(Dataset rows about figures)
------
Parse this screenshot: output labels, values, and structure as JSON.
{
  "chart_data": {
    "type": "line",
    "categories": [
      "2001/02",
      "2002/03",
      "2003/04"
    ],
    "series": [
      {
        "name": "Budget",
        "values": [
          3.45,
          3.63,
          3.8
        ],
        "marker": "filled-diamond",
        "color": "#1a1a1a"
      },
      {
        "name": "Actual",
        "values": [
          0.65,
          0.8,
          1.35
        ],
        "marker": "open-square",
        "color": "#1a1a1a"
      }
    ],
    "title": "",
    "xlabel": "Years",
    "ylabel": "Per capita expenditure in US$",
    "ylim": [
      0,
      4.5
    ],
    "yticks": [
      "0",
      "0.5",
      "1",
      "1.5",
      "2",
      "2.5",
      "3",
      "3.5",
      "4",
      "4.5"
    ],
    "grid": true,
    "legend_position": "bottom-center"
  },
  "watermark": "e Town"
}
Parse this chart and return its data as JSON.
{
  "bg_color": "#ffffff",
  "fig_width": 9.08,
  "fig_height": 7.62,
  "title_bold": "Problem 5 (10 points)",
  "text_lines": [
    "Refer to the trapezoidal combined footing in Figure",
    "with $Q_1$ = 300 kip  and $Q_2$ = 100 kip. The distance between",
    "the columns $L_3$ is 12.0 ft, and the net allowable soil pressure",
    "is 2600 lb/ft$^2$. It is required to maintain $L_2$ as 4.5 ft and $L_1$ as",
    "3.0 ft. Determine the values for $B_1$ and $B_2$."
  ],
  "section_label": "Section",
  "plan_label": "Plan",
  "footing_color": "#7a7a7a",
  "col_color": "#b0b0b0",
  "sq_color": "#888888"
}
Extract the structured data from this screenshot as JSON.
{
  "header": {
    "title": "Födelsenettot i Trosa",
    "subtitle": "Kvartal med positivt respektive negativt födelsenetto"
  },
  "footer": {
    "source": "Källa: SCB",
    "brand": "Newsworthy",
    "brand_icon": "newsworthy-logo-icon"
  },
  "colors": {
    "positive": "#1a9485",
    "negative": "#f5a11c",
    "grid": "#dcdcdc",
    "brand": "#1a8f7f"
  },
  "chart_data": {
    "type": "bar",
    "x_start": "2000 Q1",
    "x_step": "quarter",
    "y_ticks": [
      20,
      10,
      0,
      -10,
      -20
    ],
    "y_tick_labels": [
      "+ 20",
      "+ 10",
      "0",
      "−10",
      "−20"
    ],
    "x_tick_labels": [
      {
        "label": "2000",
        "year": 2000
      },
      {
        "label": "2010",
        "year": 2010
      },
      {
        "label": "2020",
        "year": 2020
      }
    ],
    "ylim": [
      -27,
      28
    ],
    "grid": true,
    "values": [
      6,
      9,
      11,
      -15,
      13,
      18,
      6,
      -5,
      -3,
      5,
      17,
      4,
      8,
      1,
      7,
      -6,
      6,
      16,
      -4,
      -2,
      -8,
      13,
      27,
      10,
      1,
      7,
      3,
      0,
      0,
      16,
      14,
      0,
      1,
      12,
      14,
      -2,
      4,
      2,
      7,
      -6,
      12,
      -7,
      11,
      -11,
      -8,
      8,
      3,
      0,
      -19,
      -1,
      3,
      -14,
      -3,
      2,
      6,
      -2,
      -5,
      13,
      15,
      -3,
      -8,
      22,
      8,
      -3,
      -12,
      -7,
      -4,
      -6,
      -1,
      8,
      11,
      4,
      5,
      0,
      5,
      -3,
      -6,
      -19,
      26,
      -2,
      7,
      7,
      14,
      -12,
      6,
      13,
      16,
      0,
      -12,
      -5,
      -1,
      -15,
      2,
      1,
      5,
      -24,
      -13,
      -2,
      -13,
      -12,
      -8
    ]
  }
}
------
Restate the whole listing exactly.

* Answer to this problem
Parse this screenshot: output labels, values, and structure as JSON.
{
  "chart_data": {
    "type": "line",
    "categories": [
      "2001/02",
      "2002/03",
      "2003/04"
    ],
    "series": [
      {
        "name": "Budget",
        "values": [
          3.45,
          3.63,
          3.8
        ],
        "marker": "filled-diamond",
        "color": "#1a1a1a"
      },
      {
        "name": "Actual",
        "values": [
          0.65,
          0.8,
          1.35
        ],
        "marker": "open-square",
        "color": "#1a1a1a"
      }
    ],
    "title": "",
    "xlabel": "Years",
    "ylabel": "Per capita expenditure in US$",
    "ylim": [
      0,
      4.5
    ],
    "yticks": [
      "0",
      "0.5",
      "1",
      "1.5",
      "2",
      "2.5",
      "3",
      "3.5",
      "4",
      "4.5"
    ],
    "grid": true,
    "legend_position": "bottom-center"
  },
  "watermark": "e Town"
}
Parse this chart and return its data as JSON.
{
  "bg_color": "#ffffff",
  "fig_width": 9.08,
  "fig_height": 7.62,
  "title_bold": "Problem 5 (10 points)",
  "text_lines": [
    "Refer to the trapezoidal combined footing in Figure",
    "with $Q_1$ = 300 kip  and $Q_2$ = 100 kip. The distance between",
    "the columns $L_3$ is 12.0 ft, and the net allowable soil pressure",
    "is 2600 lb/ft$^2$. It is required to maintain $L_2$ as 4.5 ft and $L_1$ as",
    "3.0 ft. Determine the values for $B_1$ and $B_2$."
  ],
  "section_label": "Section",
  "plan_label": "Plan",
  "footing_color": "#7a7a7a",
  "col_color": "#b0b0b0",
  "sq_color": "#888888"
}
Extract the structured data from this screenshot as JSON.
{
  "header": {
    "title": "Födelsenettot i Trosa",
    "subtitle": "Kvartal med positivt respektive negativt födelsenetto"
  },
  "footer": {
    "source": "Källa: SCB",
    "brand": "Newsworthy",
    "brand_icon": "newsworthy-logo-icon"
  },
  "colors": {
    "positive": "#1a9485",
    "negative": "#f5a11c",
    "grid": "#dcdcdc",
    "brand": "#1a8f7f"
  },
  "chart_data": {
    "type": "bar",
    "x_start": "2000 Q1",
    "x_step": "quarter",
    "y_ticks": [
      20,
      10,
      0,
      -10,
      -20
    ],
    "y_tick_labels": [
      "+ 20",
      "+ 10",
      "0",
      "−10",
      "−20"
    ],
    "x_tick_labels": [
      {
        "label": "2000",
        "year": 2000
      },
      {
        "label": "2010",
        "year": 2010
      },
      {
        "label": "2020",
        "year": 2020
      }
    ],
    "ylim": [
      -27,
      28
    ],
    "grid": true,
    "values": [
      6,
      9,
      11,
      -15,
      13,
      18,
      6,
      -5,
      -3,
      5,
      17,
      4,
      8,
      1,
      7,
      -6,
      6,
      16,
      -4,
      -2,
      -8,
      13,
      27,
      10,
      1,
      7,
      3,
      0,
      0,
      16,
      14,
      0,
      1,
      12,
      14,
      -2,
      4,
      2,
      7,
      -6,
      12,
      -7,
      11,
      -11,
      -8,
      8,
      3,
      0,
      -19,
      -1,
      3,
      -14,
      -3,
      2,
      6,
      -2,
      -5,
      13,
      15,
      -3,
      -8,
      22,
      8,
      -3,
      -12,
      -7,
      -4,
      -6,
      -1,
      8,
      11,
      4,
      5,
      0,
      5,
      -3,
      -6,
      -19,
      26,
      -2,
      7,
      7,
      14,
      -12,
      6,
      13,
      16,
      0,
      -12,
      -5,
      -1,
      -15,
      2,
      1,
      5,
      -24,
      -13,
      -2,
      -13,
      -12,
      -8
    ]
  }
}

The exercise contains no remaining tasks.